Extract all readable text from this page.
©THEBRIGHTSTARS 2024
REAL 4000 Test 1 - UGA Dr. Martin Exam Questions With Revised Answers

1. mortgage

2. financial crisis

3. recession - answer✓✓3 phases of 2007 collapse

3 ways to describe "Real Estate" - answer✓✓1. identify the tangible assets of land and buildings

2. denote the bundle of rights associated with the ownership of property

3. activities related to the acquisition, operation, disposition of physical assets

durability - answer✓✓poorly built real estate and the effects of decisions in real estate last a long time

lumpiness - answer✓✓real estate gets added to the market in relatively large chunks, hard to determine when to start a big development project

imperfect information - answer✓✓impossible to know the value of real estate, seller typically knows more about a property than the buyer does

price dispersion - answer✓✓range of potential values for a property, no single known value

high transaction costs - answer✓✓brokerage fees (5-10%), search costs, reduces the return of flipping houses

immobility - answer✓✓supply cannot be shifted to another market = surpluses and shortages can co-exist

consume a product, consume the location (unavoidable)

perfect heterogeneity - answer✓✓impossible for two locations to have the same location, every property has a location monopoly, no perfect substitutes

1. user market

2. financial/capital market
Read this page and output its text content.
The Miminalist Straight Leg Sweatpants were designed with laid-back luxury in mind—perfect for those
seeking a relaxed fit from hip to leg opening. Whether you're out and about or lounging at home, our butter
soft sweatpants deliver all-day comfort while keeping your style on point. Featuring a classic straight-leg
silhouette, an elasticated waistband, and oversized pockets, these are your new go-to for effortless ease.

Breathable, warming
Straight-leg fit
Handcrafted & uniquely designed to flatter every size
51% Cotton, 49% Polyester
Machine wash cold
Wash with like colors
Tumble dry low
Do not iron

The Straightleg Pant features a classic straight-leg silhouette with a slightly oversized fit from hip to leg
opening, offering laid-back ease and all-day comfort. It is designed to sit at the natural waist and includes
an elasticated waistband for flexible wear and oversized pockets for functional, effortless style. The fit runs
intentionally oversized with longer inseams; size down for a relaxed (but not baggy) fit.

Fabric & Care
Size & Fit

**WHAT THE TASK REQUIRES**
Every line containing the string "designed" must be listed.

**THE OUTPUT**
The Miminalist Straight Leg Sweatpants were designed with laid-back luxury in mind—perfect for those
Handcrafted & uniquely designed to flatter every size
opening, offering laid-back ease and all-day comfort. It is designed to sit at the natural waist and includes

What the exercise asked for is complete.